- REQUIRED TASK 1: In the dataset rows below, edit the part that opens with the line containing "up-arrow-icon[interactable] (84, 68, 102, 86)" and closes with the line containing "title-bar: ▼ ZGFS-XXB-MTH (0, 0, 846, 30)". Replace "sidebar-item" with "nav-item" and leave everything else unchanged.

- EXCERPT TO READ:

————————

But there’s reason for Latino groups to worry whether their winning streak might be coming to an end at the worst possible time. Democratic Gov. John Hickenlooper’s approval ratings have flagged over the last year along with Obama’s, and Republicans won two recall elections against state legislators who voted for a new gun control law. It’s possible that Democrats are due for backlash after controlling what’s still a relative swing state for so long.
“It’s a difficult year for incumbents in any party,” Hickenlooper told msnbc.
Just as importantly, Republicans in the state believe they have nominated far less divisive candidates at the top of ticket this time. They include Gardner, whose entrance in the race prompted Buck to drop out, and gubernatorial candidate Bob Beauprez, who narrowly defeated Tancredo in the Republican primary in June. Some Republicans believe they’re so well positioned this year that twin losses in November would mean Colorado has irretrievably turned blue.
“As Nixon famously said: ‘They don’t have me to kick around anymore,’” Tancredo told msnbc. “Everything that the Republican Party establishment wants they got in terms of candidates, money, and general overall political environment.”
Gardner’s take on immigration may be vague but it’s still miles away from Tancredo’s. While Gardner has only endorsed a path to legal status for young undocumented immigrants who join the military, he’s also one of only a handful of Republicans to vote against a recent House bill that would have ended the White House’s sweeping deferred action program for DREAMers — young immigrants brought to the U.S. as children.
Activists call this a flip flop: Gardner also voted for an amendment last year backed by Congressman Steve King, Tancredo’s border hawk heir in the House, that would defund the deferred action program. Gardner’s campaign claims the vote was meant as a message to the president about executive action, not a vote to deport people.
Coffman has gone even further than Gardner in embracing some aspects of immigration reform: He endorsed a path to citizenship for DREAMers as well as a path to legal status for law-abiding adults in 2013, a major reversal from the days when he aligned himself with Tancredo in campaign materials (a time when his district also contained far fewer Latino voters).

————————

[Records in a dataset]
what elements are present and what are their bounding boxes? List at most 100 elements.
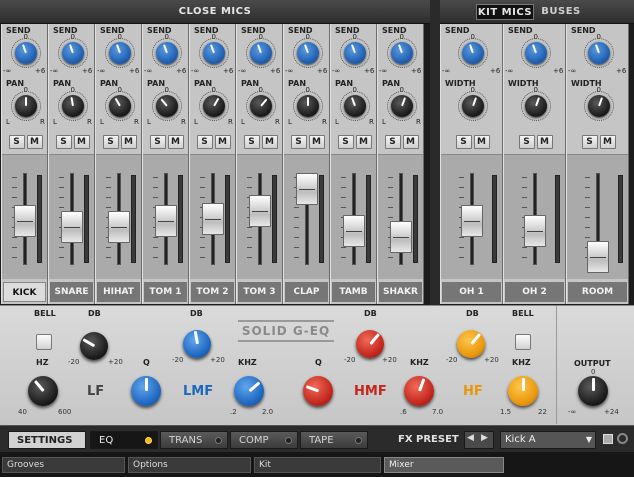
comp-tab[interactable]: COMP bbox=[230, 431, 298, 449]
fader-handle[interactable] bbox=[586, 241, 609, 273]
delete-icon[interactable] bbox=[617, 433, 628, 444]
mute-button[interactable]: M bbox=[402, 135, 419, 149]
solo-button[interactable]: S bbox=[102, 135, 119, 149]
solo-button[interactable]: S bbox=[8, 135, 25, 149]
send-knob[interactable] bbox=[524, 42, 547, 64]
channel-name[interactable]: TAMB bbox=[332, 282, 375, 302]
mute-button[interactable]: M bbox=[214, 135, 231, 149]
solo-button[interactable]: S bbox=[337, 135, 354, 149]
fader-handle[interactable] bbox=[154, 205, 177, 237]
solo-button[interactable]: S bbox=[149, 135, 166, 149]
send-knob[interactable] bbox=[343, 42, 366, 64]
send-knob[interactable] bbox=[296, 42, 319, 64]
eq-power-led[interactable] bbox=[145, 437, 152, 444]
send-knob[interactable] bbox=[249, 42, 272, 64]
mute-button[interactable]: M bbox=[473, 135, 490, 149]
channel-name[interactable]: CLAP bbox=[285, 282, 328, 302]
solo-button[interactable]: S bbox=[196, 135, 213, 149]
options-page-button[interactable]: Options bbox=[128, 457, 251, 473]
settings-tab[interactable]: SETTINGS bbox=[8, 431, 86, 449]
channel-name[interactable]: TOM 2 bbox=[191, 282, 234, 302]
send-knob[interactable] bbox=[390, 42, 413, 64]
lmf-gain-knob[interactable] bbox=[183, 330, 211, 358]
solo-button[interactable]: S bbox=[455, 135, 472, 149]
fader-handle[interactable] bbox=[295, 173, 318, 205]
hf-freq-knob[interactable] bbox=[508, 376, 538, 406]
mute-button[interactable]: M bbox=[355, 135, 372, 149]
channel-name[interactable]: OH 2 bbox=[505, 282, 564, 302]
send-knob[interactable] bbox=[155, 42, 178, 64]
fader-handle[interactable] bbox=[342, 215, 365, 247]
mixer-page-button[interactable]: Mixer bbox=[384, 457, 504, 473]
pan-knob[interactable] bbox=[343, 95, 366, 117]
eq-tab[interactable]: EQ bbox=[90, 431, 158, 449]
lf-freq-knob[interactable] bbox=[28, 376, 58, 406]
fader-handle[interactable] bbox=[523, 215, 546, 247]
lmf-q-knob[interactable] bbox=[131, 376, 161, 406]
solo-button[interactable]: S bbox=[290, 135, 307, 149]
channel-name[interactable]: SNARE bbox=[50, 282, 93, 302]
preset-prev-icon[interactable]: ◀ bbox=[467, 433, 474, 443]
channel-name[interactable]: ROOM bbox=[568, 282, 627, 302]
send-knob[interactable] bbox=[202, 42, 225, 64]
mute-button[interactable]: M bbox=[73, 135, 90, 149]
mute-button[interactable]: M bbox=[26, 135, 43, 149]
channel-name[interactable]: OH 1 bbox=[442, 282, 501, 302]
pan-knob[interactable] bbox=[390, 95, 413, 117]
channel-name[interactable]: KICK bbox=[3, 282, 46, 302]
tab-buses[interactable]: BUSES bbox=[536, 4, 586, 20]
mute-button[interactable]: M bbox=[536, 135, 553, 149]
trans-tab[interactable]: TRANS bbox=[160, 431, 228, 449]
lf-gain-knob[interactable] bbox=[80, 332, 108, 360]
fader-handle[interactable] bbox=[248, 195, 271, 227]
solo-button[interactable]: S bbox=[55, 135, 72, 149]
fader-handle[interactable] bbox=[201, 203, 224, 235]
preset-select[interactable]: Kick A ▼ bbox=[500, 431, 596, 449]
tab-kit-mics[interactable]: KIT MICS bbox=[476, 4, 534, 20]
hf-gain-knob[interactable] bbox=[457, 330, 485, 358]
preset-next-icon[interactable]: ▶ bbox=[481, 433, 488, 443]
send-knob[interactable] bbox=[14, 42, 37, 64]
pan-knob[interactable] bbox=[155, 95, 178, 117]
solo-button[interactable]: S bbox=[243, 135, 260, 149]
hmf-freq-knob[interactable] bbox=[404, 376, 434, 406]
kit-page-button[interactable]: Kit bbox=[254, 457, 381, 473]
channel-name[interactable]: HIHAT bbox=[97, 282, 140, 302]
pan-knob[interactable] bbox=[296, 95, 319, 117]
output-knob[interactable] bbox=[578, 376, 608, 406]
mute-button[interactable]: M bbox=[599, 135, 616, 149]
mute-button[interactable]: M bbox=[308, 135, 325, 149]
hmf-gain-knob[interactable] bbox=[356, 330, 384, 358]
lmf-freq-knob[interactable] bbox=[234, 376, 264, 406]
mute-button[interactable]: M bbox=[261, 135, 278, 149]
trans-power-led[interactable] bbox=[215, 437, 222, 444]
lf-bell-button[interactable] bbox=[36, 334, 52, 350]
fader-handle[interactable] bbox=[389, 221, 412, 253]
send-knob[interactable] bbox=[108, 42, 131, 64]
width-knob[interactable] bbox=[587, 95, 610, 117]
comp-power-led[interactable] bbox=[285, 437, 292, 444]
channel-name[interactable]: TOM 3 bbox=[238, 282, 281, 302]
hmf-q-knob[interactable] bbox=[303, 376, 333, 406]
pan-knob[interactable] bbox=[14, 95, 37, 117]
tape-power-led[interactable] bbox=[355, 437, 362, 444]
tape-tab[interactable]: TAPE bbox=[300, 431, 368, 449]
send-knob[interactable] bbox=[61, 42, 84, 64]
solo-button[interactable]: S bbox=[518, 135, 535, 149]
fader-handle[interactable] bbox=[107, 211, 130, 243]
pan-knob[interactable] bbox=[108, 95, 131, 117]
pan-knob[interactable] bbox=[249, 95, 272, 117]
fader-handle[interactable] bbox=[13, 205, 36, 237]
solo-button[interactable]: S bbox=[581, 135, 598, 149]
width-knob[interactable] bbox=[461, 95, 484, 117]
pan-knob[interactable] bbox=[61, 95, 84, 117]
send-knob[interactable] bbox=[587, 42, 610, 64]
solo-button[interactable]: S bbox=[384, 135, 401, 149]
hf-bell-button[interactable] bbox=[515, 334, 531, 350]
mute-button[interactable]: M bbox=[167, 135, 184, 149]
channel-name[interactable]: TOM 1 bbox=[144, 282, 187, 302]
save-icon[interactable] bbox=[603, 434, 613, 444]
send-knob[interactable] bbox=[461, 42, 484, 64]
grooves-page-button[interactable]: Grooves bbox=[2, 457, 125, 473]
fader-handle[interactable] bbox=[60, 211, 83, 243]
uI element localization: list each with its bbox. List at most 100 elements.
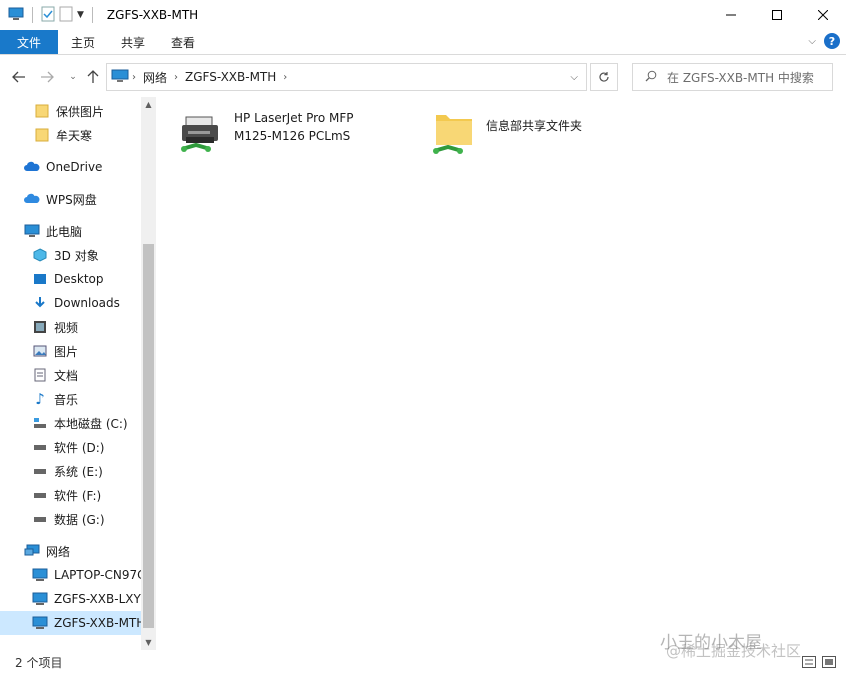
up-arrow-icon[interactable] (84, 68, 102, 86)
sidebar-item-laptop[interactable]: LAPTOP-CN97C (32, 564, 146, 586)
sidebar-item-drive-e[interactable]: 系统 (E:) (32, 460, 103, 482)
sidebar-item-mth[interactable]: ZGFS-XXB-MTH (0, 611, 145, 635)
item-label: HP LaserJet Pro MFP M125-M126 PCLmS (234, 109, 353, 145)
shared-printer-icon (178, 109, 226, 157)
title-bar: ▼ ZGFS-XXB-MTH (0, 0, 846, 30)
shared-folder-item[interactable]: 信息部共享文件夹 (430, 109, 582, 157)
details-view-icon[interactable] (802, 656, 816, 671)
chevron-down-icon[interactable]: ⌵ (570, 72, 578, 83)
search-placeholder: 在 ZGFS-XXB-MTH 中搜索 (667, 70, 814, 85)
sidebar-item-mutianhan[interactable]: 牟天寒 (34, 124, 92, 146)
sidebar-item-label: 系统 (E:) (54, 464, 103, 479)
chevron-right-icon[interactable]: › (171, 72, 181, 83)
sidebar-item-desktop[interactable]: Desktop (32, 268, 104, 290)
pictures-icon (32, 343, 48, 359)
chevron-right-icon[interactable]: › (280, 72, 290, 83)
sidebar-item-label: LAPTOP-CN97C (54, 568, 146, 582)
tab-file[interactable]: 文件 (0, 30, 58, 54)
sidebar-scrollbar[interactable]: ▲ ▼ (141, 97, 156, 650)
sidebar-item-videos[interactable]: 视频 (32, 316, 78, 338)
sidebar-item-lxy[interactable]: ZGFS-XXB-LXY (32, 588, 141, 610)
drive-icon (32, 439, 48, 455)
address-bar[interactable]: › 网络 › ZGFS-XXB-MTH › ⌵ (106, 63, 587, 91)
back-arrow-icon[interactable] (10, 68, 28, 86)
sidebar-item-label: OneDrive (46, 160, 103, 174)
network-icon (24, 543, 40, 559)
close-button[interactable] (800, 0, 846, 30)
computer-icon (24, 223, 40, 239)
sidebar-item-documents[interactable]: 文档 (32, 364, 78, 386)
tab-share[interactable]: 共享 (108, 30, 158, 54)
shared-folder-icon (430, 109, 478, 157)
sidebar-item-drive-f[interactable]: 软件 (F:) (32, 484, 101, 506)
sidebar-item-label: 本地磁盘 (C:) (54, 416, 128, 431)
3d-objects-icon (32, 247, 48, 263)
folder-icon (34, 103, 50, 119)
network-computer-icon (32, 591, 48, 607)
documents-icon (32, 367, 48, 383)
search-input[interactable]: 在 ZGFS-XXB-MTH 中搜索 (632, 63, 833, 91)
quick-access-toolbar: ▼ (0, 6, 97, 25)
large-icons-view-icon[interactable] (822, 656, 836, 671)
sidebar-item-this-pc[interactable]: 此电脑 (24, 220, 82, 242)
item-name-line1: 信息部共享文件夹 (486, 119, 583, 133)
sidebar-item-label: 软件 (D:) (54, 440, 105, 455)
recent-locations-icon[interactable]: ⌄ (64, 68, 82, 86)
sidebar-item-downloads[interactable]: Downloads (32, 292, 120, 314)
scroll-up-icon[interactable]: ▲ (141, 97, 156, 111)
help-icon[interactable]: ? (824, 33, 840, 49)
sidebar-item-label: Desktop (54, 272, 104, 286)
sidebar-item-music[interactable]: ♪ 音乐 (32, 388, 78, 410)
sidebar-item-drive-d[interactable]: 软件 (D:) (32, 436, 104, 458)
properties-icon[interactable] (41, 6, 55, 25)
sidebar-item-label: 音乐 (54, 392, 79, 407)
minimize-button[interactable] (708, 0, 754, 30)
tab-view[interactable]: 查看 (158, 30, 208, 54)
sidebar-item-label: 保供图片 (56, 104, 105, 119)
sidebar-item-label: 牟天寒 (56, 128, 93, 143)
tab-home[interactable]: 主页 (58, 30, 108, 54)
sidebar-item-label: Downloads (54, 296, 120, 310)
network-computer-icon (32, 615, 48, 631)
scroll-down-icon[interactable]: ▼ (141, 635, 156, 649)
scrollbar-thumb[interactable] (143, 244, 154, 628)
new-folder-icon[interactable] (59, 6, 73, 25)
sidebar-item-onedrive[interactable]: OneDrive (24, 156, 102, 178)
sidebar-item-label: ZGFS-XXB-MTH (54, 616, 146, 630)
maximize-button[interactable] (754, 0, 800, 30)
sidebar-item-wps[interactable]: WPS网盘 (24, 188, 97, 210)
forward-arrow-icon[interactable] (38, 68, 56, 86)
sidebar-item-3d[interactable]: 3D 对象 (32, 244, 99, 266)
sidebar-item-label: 此电脑 (46, 224, 83, 239)
sidebar-item-network[interactable]: 网络 (24, 540, 70, 562)
refresh-button[interactable] (590, 63, 618, 91)
status-item-count: 2 个项目 (15, 656, 63, 670)
sidebar-item-drive-g[interactable]: 数据 (G:) (32, 508, 105, 530)
window-controls (708, 0, 846, 30)
expand-ribbon-icon[interactable]: ⌵ (808, 36, 816, 47)
music-icon: ♪ (35, 390, 45, 408)
sidebar-item-pictures[interactable]: 图片 (32, 340, 78, 362)
drive-icon (32, 463, 48, 479)
shared-printer-item[interactable]: HP LaserJet Pro MFP M125-M126 PCLmS (178, 109, 353, 157)
sidebar-item-label: ZGFS-XXB-LXY (54, 592, 141, 606)
sidebar-item-label: WPS网盘 (46, 192, 97, 207)
sidebar-item-label: 软件 (F:) (54, 488, 102, 503)
navigation-pane: 保供图片 牟天寒 OneDrive WPS网盘 此电脑 3D 对象 Deskto… (0, 97, 156, 650)
computer-icon[interactable] (8, 7, 24, 24)
customize-toolbar-icon[interactable]: ▼ (77, 10, 84, 20)
view-switcher (802, 656, 836, 671)
toolbar-divider (32, 7, 33, 23)
sidebar-item-drive-c[interactable]: 本地磁盘 (C:) (32, 412, 128, 434)
sidebar-item-baogong[interactable]: 保供图片 (34, 100, 104, 122)
ribbon-right: ⌵ ? (808, 33, 840, 49)
breadcrumb-computer[interactable]: ZGFS-XXB-MTH (181, 70, 280, 84)
network-computer-icon (32, 567, 48, 583)
wps-cloud-icon (24, 191, 40, 207)
chevron-right-icon[interactable]: › (129, 72, 139, 83)
item-name-line1: HP LaserJet Pro MFP (234, 111, 354, 125)
breadcrumb-network[interactable]: 网络 (139, 69, 171, 86)
window-title: ZGFS-XXB-MTH (106, 8, 199, 22)
sidebar-item-label: 3D 对象 (54, 248, 99, 263)
desktop-icon (32, 271, 48, 287)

————————

- REQUIRED TASK 2: Please copy the part of the passage on Colorado politics above that opens with the words "But there’s reason" and closes with "for so long.".

- FULL SOLUTION 1:
up-arrow-icon[interactable] (84, 68, 102, 86)
nav-item-laptop[interactable]: LAPTOP-CN97C (32, 564, 146, 586)
nav-item-drive-e[interactable]: 系统 (E:) (32, 460, 103, 482)
nav-item-mth[interactable]: ZGFS-XXB-MTH (0, 611, 145, 635)
item-label: HP LaserJet Pro MFP M125-M126 PCLmS (234, 109, 353, 145)
shared-printer-icon (178, 109, 226, 157)
title-bar: ▼ ZGFS-XXB-MTH (0, 0, 846, 30)

- FULL SOLUTION 2:
But there’s reason for Latino groups to worry whether their winning streak might be coming to an end at the worst possible time. Democratic Gov. John Hickenlooper’s approval ratings have flagged over the last year along with Obama’s, and Republicans won two recall elections against state legislators who voted for a new gun control law. It’s possible that Democrats are due for backlash after controlling what’s still a relative swing state for so long.